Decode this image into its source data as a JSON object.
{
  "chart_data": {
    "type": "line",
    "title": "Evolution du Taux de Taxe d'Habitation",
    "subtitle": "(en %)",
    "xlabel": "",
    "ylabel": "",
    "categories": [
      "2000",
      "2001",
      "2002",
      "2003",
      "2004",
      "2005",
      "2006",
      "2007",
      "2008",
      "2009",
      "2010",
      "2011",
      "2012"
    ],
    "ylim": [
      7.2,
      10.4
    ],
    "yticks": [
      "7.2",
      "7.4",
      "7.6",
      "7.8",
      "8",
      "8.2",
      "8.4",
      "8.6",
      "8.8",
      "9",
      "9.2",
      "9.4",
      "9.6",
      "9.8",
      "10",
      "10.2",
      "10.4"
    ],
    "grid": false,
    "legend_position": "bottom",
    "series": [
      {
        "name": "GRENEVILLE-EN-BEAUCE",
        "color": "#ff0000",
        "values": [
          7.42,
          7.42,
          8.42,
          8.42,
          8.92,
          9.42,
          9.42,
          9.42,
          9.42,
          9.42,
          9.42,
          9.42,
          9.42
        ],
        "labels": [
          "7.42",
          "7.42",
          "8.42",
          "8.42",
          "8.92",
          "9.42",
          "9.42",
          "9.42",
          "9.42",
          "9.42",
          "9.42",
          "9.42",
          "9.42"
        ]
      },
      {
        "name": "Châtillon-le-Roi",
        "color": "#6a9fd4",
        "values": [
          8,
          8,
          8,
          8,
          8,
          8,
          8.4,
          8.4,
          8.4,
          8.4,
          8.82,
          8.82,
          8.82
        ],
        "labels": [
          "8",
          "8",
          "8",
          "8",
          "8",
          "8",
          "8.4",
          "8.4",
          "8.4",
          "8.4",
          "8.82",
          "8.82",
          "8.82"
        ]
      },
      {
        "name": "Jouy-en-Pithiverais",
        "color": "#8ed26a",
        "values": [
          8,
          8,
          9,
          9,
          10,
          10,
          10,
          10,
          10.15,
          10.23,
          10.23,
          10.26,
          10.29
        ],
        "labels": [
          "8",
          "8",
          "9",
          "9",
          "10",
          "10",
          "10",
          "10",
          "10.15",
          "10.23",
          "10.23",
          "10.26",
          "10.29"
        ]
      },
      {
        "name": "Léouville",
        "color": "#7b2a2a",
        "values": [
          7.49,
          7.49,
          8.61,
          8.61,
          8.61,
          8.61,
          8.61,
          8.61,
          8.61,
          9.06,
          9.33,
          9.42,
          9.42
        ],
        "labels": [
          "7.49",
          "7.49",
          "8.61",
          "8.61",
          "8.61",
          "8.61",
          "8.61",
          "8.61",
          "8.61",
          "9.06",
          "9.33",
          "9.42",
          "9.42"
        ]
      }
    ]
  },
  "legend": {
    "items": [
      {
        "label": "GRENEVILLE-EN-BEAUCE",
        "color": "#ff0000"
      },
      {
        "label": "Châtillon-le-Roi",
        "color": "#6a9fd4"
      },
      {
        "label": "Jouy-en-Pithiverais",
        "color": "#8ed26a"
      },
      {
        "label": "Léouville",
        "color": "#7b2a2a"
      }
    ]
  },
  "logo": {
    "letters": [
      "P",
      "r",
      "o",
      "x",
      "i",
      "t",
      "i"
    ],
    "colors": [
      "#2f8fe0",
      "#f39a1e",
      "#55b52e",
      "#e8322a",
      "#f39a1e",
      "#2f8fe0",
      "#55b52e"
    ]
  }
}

◇ ◇ ◇

What you need to do: From the entries, copy out each line containing the word "Jouy".

Exercise output:
        "name": "Jouy-en-Pithiverais",
        "label": "Jouy-en-Pithiverais",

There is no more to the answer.